Data records:
------------------------
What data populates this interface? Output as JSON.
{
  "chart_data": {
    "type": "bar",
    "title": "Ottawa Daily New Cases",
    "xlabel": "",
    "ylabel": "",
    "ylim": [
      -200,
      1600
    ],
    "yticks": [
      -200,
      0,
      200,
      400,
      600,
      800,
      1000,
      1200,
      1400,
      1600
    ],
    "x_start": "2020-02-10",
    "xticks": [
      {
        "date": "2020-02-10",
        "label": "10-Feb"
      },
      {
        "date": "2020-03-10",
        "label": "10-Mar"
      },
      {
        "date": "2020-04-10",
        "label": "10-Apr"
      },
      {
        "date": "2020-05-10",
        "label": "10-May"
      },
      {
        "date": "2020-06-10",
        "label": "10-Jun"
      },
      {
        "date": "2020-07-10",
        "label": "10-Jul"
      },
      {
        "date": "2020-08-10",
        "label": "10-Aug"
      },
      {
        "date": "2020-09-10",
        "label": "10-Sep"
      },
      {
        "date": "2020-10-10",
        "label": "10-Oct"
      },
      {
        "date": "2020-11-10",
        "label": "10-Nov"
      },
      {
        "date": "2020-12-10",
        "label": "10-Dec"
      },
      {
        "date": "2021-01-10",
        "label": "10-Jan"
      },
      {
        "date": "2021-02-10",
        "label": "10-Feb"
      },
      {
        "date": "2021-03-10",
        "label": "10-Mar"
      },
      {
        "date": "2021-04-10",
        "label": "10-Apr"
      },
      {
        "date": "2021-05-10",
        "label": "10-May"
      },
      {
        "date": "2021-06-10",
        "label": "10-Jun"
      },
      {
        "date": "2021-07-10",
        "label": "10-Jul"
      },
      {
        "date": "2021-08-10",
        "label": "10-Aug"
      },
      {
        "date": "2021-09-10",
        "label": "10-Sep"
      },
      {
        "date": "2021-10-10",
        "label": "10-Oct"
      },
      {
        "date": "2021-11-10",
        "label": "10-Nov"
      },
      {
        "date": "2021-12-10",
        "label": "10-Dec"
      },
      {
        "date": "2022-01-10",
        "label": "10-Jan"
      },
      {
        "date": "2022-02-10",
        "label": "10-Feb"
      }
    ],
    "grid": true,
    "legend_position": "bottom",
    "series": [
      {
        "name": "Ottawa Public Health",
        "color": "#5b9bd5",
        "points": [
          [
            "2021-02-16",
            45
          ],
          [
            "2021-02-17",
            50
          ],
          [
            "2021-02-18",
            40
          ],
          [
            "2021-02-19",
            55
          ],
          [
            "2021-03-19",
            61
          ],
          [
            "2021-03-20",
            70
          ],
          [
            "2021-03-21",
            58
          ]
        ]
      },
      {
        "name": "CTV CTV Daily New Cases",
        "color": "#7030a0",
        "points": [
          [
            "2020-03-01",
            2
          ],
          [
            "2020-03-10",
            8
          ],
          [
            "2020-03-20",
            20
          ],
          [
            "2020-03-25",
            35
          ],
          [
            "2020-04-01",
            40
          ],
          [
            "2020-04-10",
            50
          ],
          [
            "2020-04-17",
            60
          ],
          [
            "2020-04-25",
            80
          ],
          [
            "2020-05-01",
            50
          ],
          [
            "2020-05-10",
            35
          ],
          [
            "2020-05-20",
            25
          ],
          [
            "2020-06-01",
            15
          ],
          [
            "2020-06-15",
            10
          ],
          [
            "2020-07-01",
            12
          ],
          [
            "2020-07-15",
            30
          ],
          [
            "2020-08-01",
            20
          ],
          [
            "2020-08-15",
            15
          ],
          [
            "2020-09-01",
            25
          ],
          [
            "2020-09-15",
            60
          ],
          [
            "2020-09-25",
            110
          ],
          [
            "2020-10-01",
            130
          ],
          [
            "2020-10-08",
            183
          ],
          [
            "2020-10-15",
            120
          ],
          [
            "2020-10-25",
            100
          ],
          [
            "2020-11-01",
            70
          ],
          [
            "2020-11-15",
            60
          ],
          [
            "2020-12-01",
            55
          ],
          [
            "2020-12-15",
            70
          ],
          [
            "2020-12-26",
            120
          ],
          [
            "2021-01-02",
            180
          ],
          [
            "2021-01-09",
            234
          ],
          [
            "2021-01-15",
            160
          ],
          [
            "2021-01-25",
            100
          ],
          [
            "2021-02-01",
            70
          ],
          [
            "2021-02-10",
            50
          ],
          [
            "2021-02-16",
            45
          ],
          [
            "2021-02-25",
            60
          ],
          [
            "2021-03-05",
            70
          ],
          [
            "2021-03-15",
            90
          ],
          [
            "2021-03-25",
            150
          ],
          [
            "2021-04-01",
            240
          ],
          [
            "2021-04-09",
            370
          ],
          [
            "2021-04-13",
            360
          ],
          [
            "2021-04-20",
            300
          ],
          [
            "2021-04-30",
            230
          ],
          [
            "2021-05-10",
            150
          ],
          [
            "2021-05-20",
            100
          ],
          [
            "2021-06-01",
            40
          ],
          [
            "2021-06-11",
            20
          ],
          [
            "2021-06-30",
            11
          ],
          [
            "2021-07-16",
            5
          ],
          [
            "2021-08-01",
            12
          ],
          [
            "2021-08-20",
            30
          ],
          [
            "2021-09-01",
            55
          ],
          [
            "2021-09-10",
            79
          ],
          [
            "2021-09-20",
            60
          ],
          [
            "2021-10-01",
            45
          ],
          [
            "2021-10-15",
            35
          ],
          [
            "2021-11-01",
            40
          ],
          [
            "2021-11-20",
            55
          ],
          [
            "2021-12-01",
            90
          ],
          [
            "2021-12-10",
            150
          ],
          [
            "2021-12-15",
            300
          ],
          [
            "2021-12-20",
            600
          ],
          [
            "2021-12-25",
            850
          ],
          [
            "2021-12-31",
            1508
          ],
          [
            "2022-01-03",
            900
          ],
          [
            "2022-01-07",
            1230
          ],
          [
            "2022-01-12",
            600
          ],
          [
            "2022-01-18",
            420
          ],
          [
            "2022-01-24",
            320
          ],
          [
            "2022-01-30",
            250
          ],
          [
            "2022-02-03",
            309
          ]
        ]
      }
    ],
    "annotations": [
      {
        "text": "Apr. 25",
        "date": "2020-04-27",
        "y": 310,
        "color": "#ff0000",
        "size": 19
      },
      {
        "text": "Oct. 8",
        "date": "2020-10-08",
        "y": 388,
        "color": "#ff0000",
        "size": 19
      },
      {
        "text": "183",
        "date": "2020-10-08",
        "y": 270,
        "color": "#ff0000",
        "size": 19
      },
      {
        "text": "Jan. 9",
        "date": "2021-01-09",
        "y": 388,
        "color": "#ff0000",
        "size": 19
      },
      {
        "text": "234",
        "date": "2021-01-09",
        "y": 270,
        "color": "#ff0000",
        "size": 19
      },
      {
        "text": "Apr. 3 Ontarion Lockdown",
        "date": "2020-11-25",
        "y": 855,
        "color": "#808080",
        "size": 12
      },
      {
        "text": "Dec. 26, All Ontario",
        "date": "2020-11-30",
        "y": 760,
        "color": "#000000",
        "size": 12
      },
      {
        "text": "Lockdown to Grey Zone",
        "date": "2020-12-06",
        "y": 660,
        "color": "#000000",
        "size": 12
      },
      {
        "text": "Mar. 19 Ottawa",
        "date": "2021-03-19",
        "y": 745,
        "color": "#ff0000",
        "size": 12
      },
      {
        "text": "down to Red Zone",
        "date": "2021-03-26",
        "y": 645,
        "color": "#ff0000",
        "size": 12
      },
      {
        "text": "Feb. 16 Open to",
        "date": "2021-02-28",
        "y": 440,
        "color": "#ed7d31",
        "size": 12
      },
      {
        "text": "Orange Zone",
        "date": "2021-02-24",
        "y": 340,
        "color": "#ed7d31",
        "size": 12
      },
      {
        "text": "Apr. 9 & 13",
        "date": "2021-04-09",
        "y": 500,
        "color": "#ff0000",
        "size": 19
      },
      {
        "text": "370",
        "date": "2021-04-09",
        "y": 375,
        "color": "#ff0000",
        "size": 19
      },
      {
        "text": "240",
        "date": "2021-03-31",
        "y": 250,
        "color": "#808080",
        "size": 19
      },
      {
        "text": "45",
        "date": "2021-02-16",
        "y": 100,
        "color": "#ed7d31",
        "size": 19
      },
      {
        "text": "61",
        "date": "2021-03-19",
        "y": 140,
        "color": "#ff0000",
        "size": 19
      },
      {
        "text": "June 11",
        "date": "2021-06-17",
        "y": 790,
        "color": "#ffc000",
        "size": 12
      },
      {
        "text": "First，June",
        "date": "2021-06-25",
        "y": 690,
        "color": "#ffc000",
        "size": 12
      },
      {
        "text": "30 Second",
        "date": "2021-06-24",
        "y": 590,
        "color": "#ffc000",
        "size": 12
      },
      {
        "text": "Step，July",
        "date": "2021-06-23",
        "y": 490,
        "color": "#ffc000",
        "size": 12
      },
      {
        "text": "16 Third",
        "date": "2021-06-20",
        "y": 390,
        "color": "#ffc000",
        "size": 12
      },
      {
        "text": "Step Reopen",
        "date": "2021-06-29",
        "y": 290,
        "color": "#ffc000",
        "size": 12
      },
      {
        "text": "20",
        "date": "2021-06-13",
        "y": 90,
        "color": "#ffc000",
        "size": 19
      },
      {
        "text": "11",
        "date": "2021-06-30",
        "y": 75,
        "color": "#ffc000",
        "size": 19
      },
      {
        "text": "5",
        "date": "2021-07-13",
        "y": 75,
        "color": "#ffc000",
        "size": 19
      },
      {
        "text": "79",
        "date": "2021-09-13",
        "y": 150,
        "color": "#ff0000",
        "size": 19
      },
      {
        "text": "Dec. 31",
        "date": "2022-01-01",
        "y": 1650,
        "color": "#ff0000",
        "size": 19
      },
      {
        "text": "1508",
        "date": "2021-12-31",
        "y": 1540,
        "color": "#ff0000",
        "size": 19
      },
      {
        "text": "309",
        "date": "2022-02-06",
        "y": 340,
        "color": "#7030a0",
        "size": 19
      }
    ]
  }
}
------------------------
Exercise details:
Only lines that contain the word "Lockdown" are wanted; copy each of them.

Task output:
        "text": "Apr. 3 Ontarion Lockdown",
        "text": "Lockdown to Grey Zone",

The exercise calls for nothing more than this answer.